» TASK REQUIREMENTS: Count the lines that hold the string "content". Reply with the number alone.

» DATASET EXCERPTS:

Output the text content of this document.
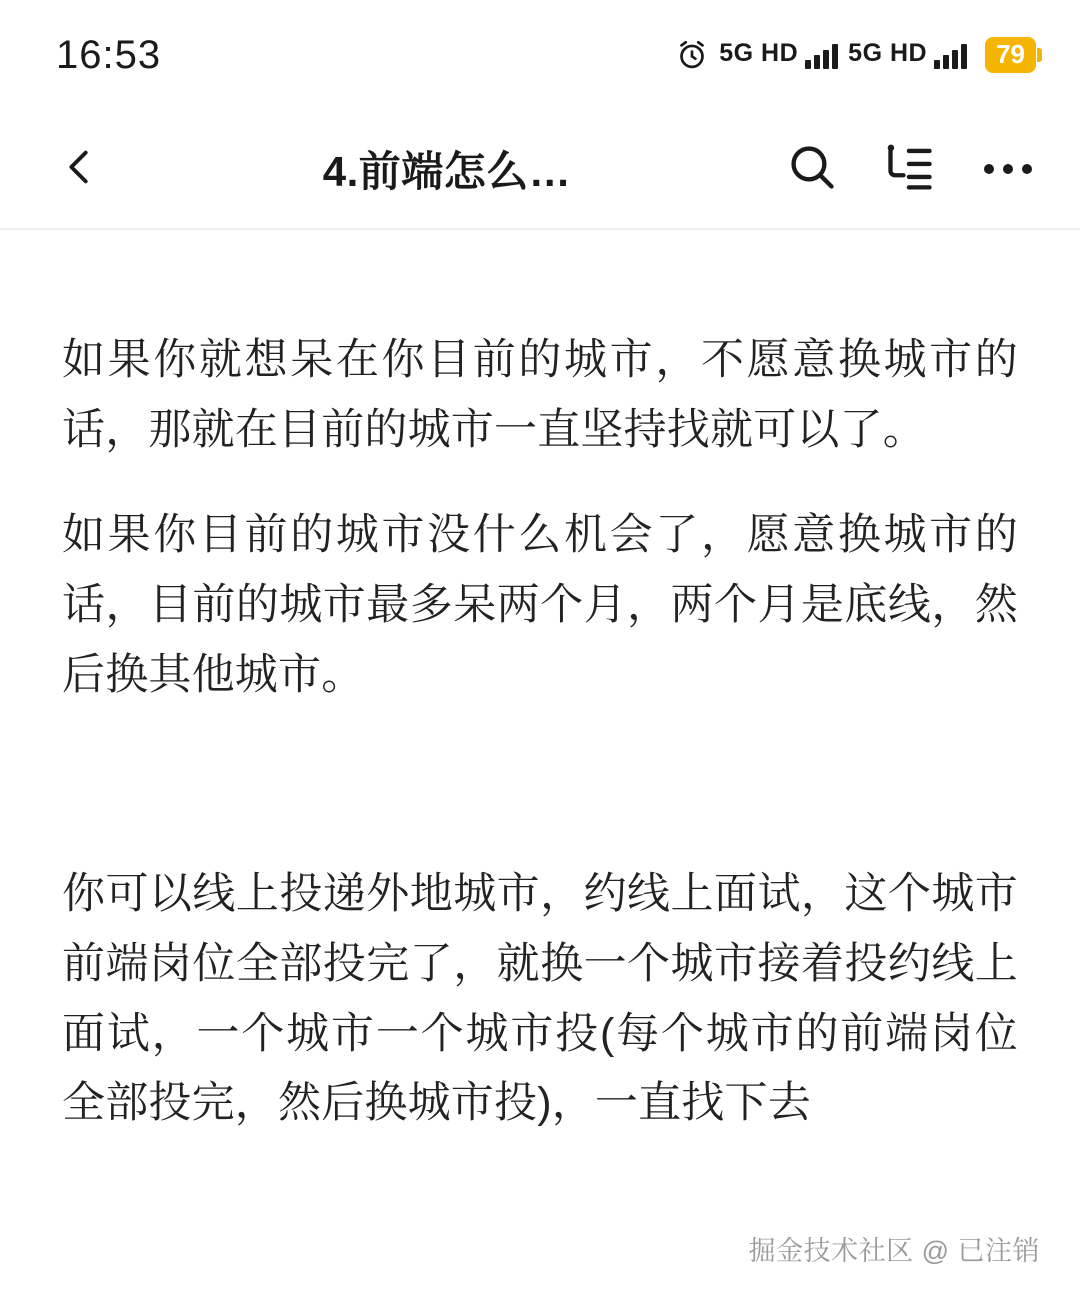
16:53	5G HD 5G HD	79
4.前端怎么…

如果你就想呆在你目前的城市，不愿意换城市的话，那就在目前的城市一直坚持找就可以了。

如果你目前的城市没什么机会了，愿意换城市的话，目前的城市最多呆两个月，两个月是底线，然后换其他城市。

你可以线上投递外地城市，约线上面试，这个城市前端岗位全部投完了，就换一个城市接着投约线上面试，一个城市一个城市投(每个城市的前端岗位全部投完，然后换城市投)，一直找下去

掘金技术社区 @ 已注销
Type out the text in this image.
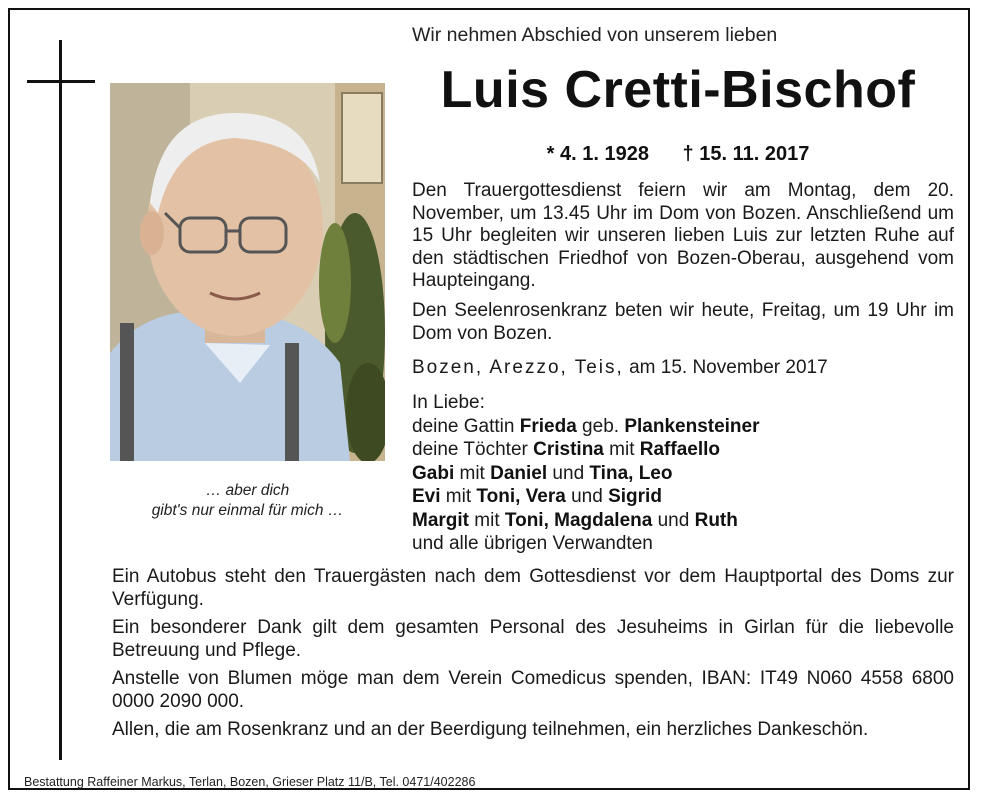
… aber dich
gibt's nur einmal für mich …
Wir nehmen Abschied von unserem lieben
Luis Cretti-Bischof
* 4. 1. 1928 † 15. 11. 2017
Den Trauergottesdienst feiern wir am Montag, dem 20. November, um 13.45 Uhr im Dom von Bozen. Anschließend um 15 Uhr begleiten wir unseren lieben Luis zur letzten Ruhe auf den städtischen Friedhof von Bozen-Oberau, ausgehend vom Haupteingang.
Den Seelenrosenkranz beten wir heute, Freitag, um 19 Uhr im Dom von Bozen.
Bozen, Arezzo, Teis, am 15. November 2017
In Liebe:
deine Gattin Frieda geb. Plankensteiner
deine Töchter Cristina mit Raffaello
Gabi mit Daniel und Tina, Leo
Evi mit Toni, Vera und Sigrid
Margit mit Toni, Magdalena und Ruth
und alle übrigen Verwandten
Ein Autobus steht den Trauergästen nach dem Gottesdienst vor dem Hauptportal des Doms zur Verfügung.
Ein besonderer Dank gilt dem gesamten Personal des Jesuheims in Girlan für die liebevolle Betreuung und Pflege.
Anstelle von Blumen möge man dem Verein Comedicus spenden, IBAN: IT49 N060 4558 6800 0000 2090 000.
Allen, die am Rosenkranz und an der Beerdigung teilnehmen, ein herzliches Dankeschön.
Bestattung Raffeiner Markus, Terlan, Bozen, Grieser Platz 11/B, Tel. 0471/402286
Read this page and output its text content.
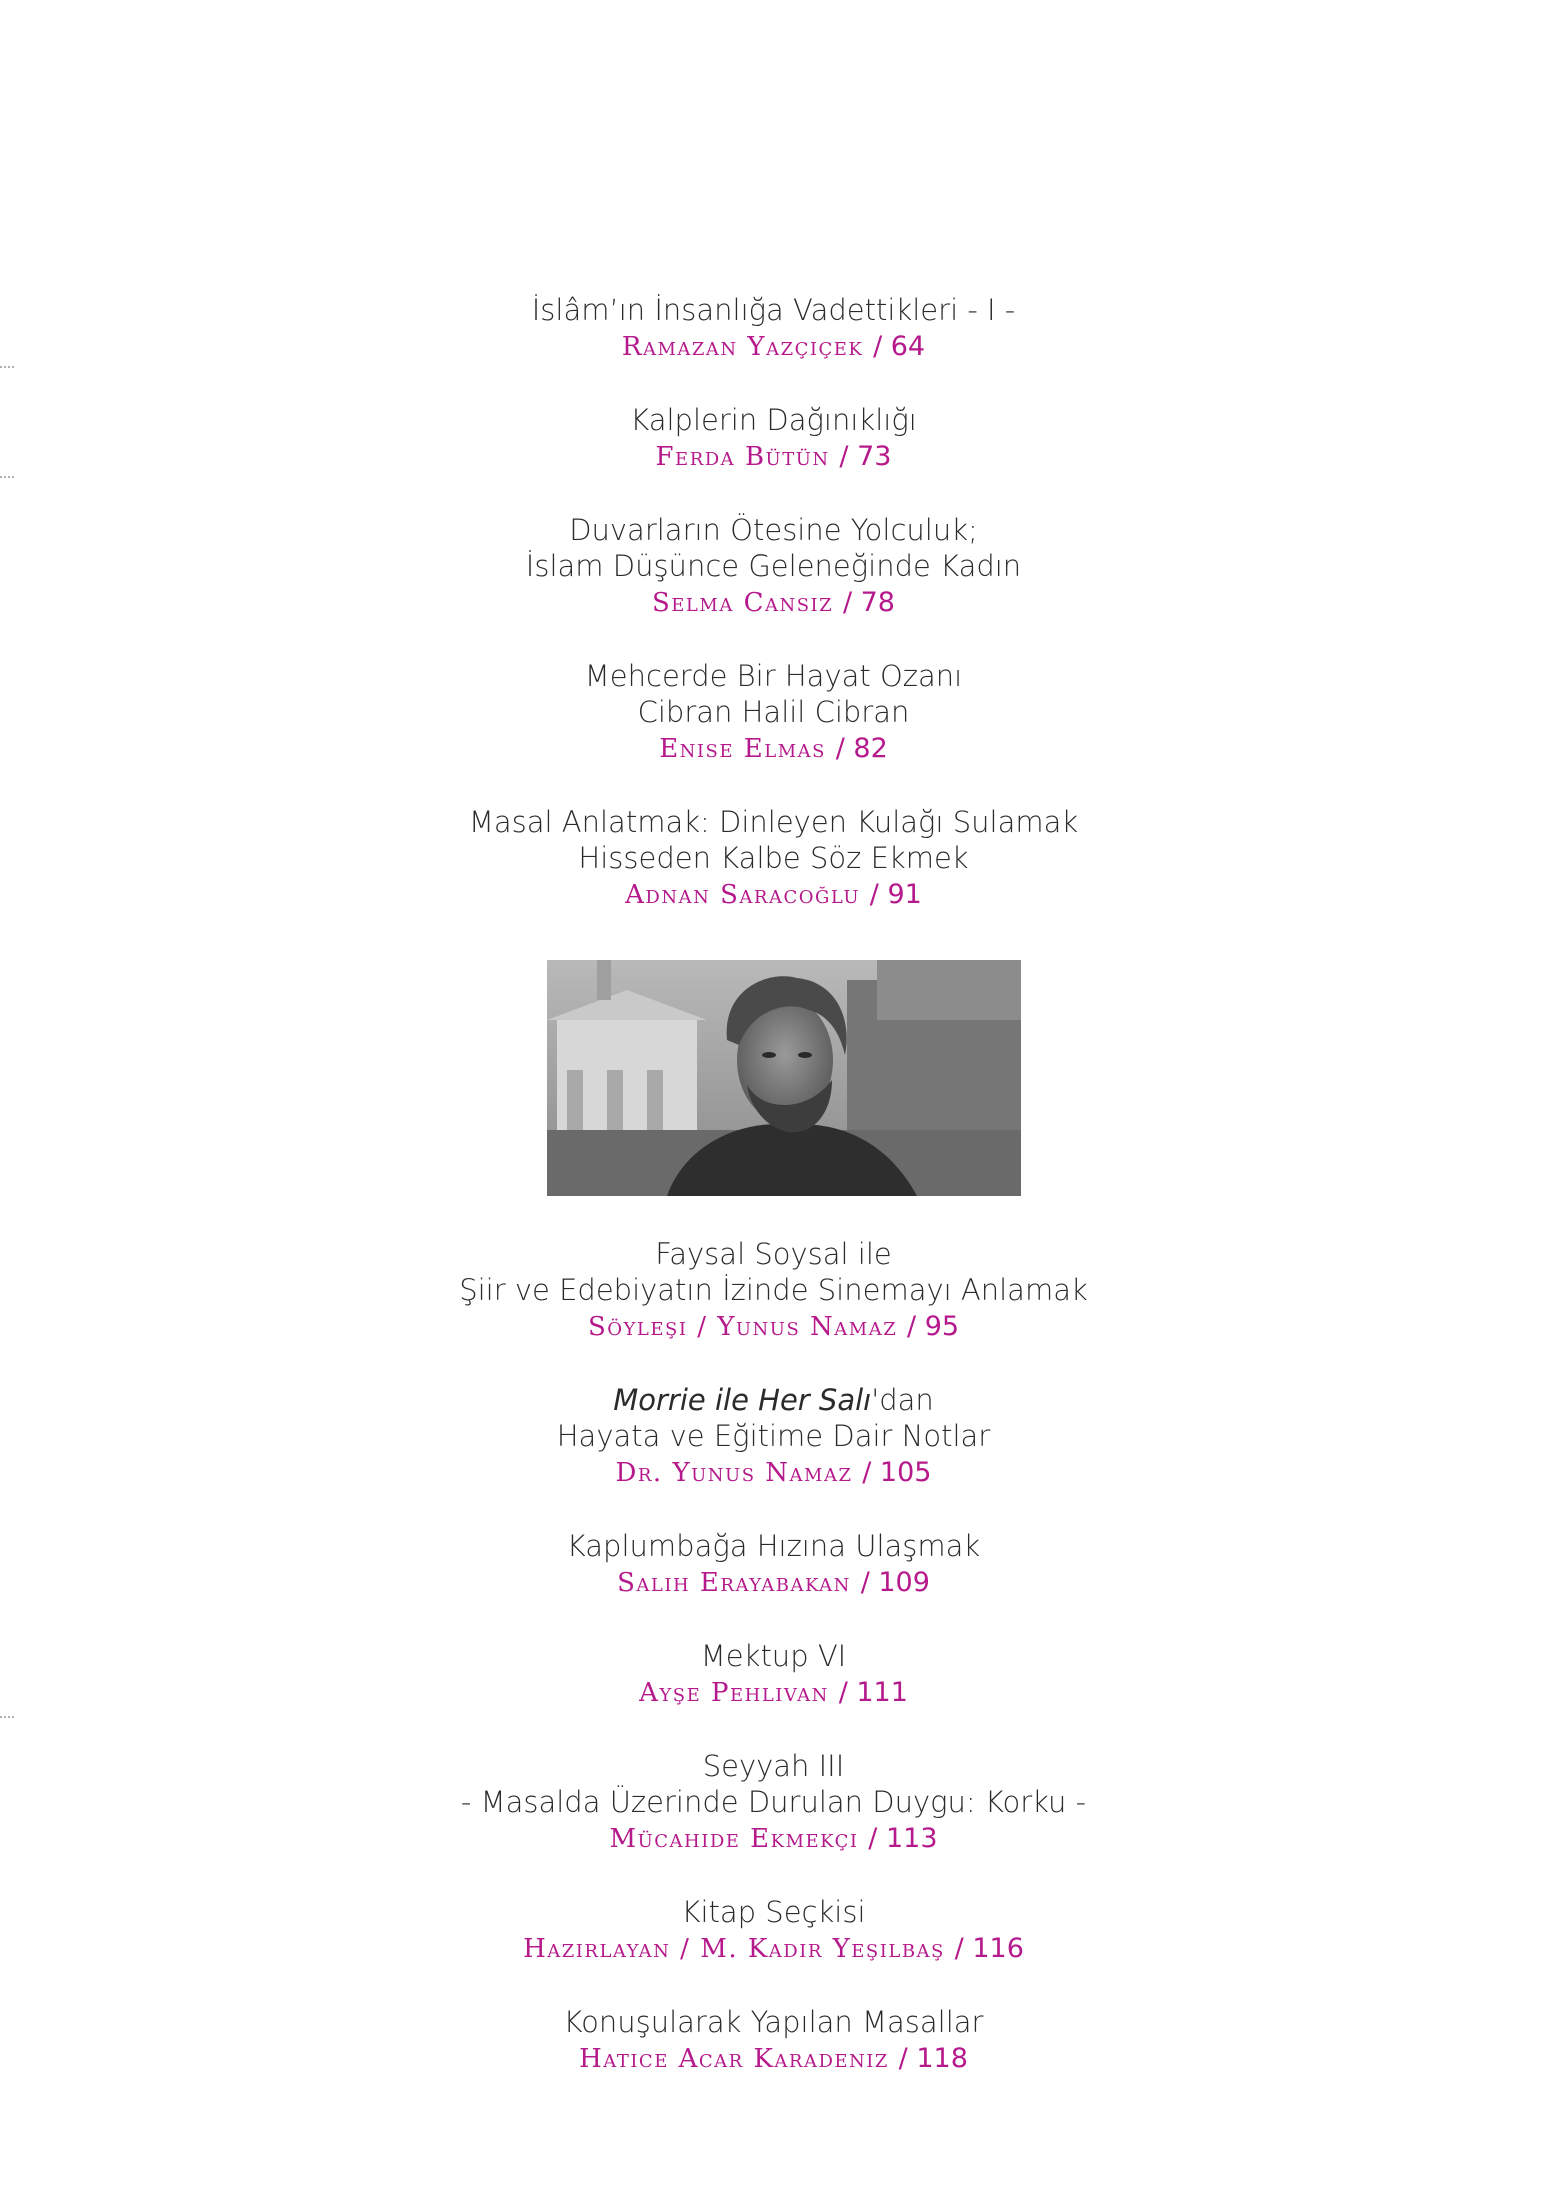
İslâm’ın İnsanlığa Vadettikleri - I -
Ramazan Yazçiçek / 64
Kalplerin Dağınıklığı
Ferda Bütün / 73
Duvarların Ötesine Yolculuk;
İslam Düşünce Geleneğinde Kadın
Selma Cansız / 78
Mehcerde Bir Hayat Ozanı
Cibran Halil Cibran
Enise Elmas / 82
Masal Anlatmak: Dinleyen Kulağı Sulamak
Hisseden Kalbe Söz Ekmek
Adnan Saracoğlu / 91
Faysal Soysal ile
Şiir ve Edebiyatın İzinde Sinemayı Anlamak
Söyleşi / Yunus Namaz / 95
Morrie ile Her Salı'dan
Hayata ve Eğitime Dair Notlar
Dr. Yunus Namaz / 105
Kaplumbağa Hızına Ulaşmak
Salih Erayabakan / 109
Mektup VI
Ayşe Pehlivan / 111
Seyyah III
- Masalda Üzerinde Durulan Duygu: Korku -
Mücahide Ekmekçi / 113
Kitap Seçkisi
Hazırlayan / M. Kadir Yeşilbaş / 116
Konuşularak Yapılan Masallar
Hatice Acar Karadeniz / 118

» OUTPUT FOR THIS TASK: 2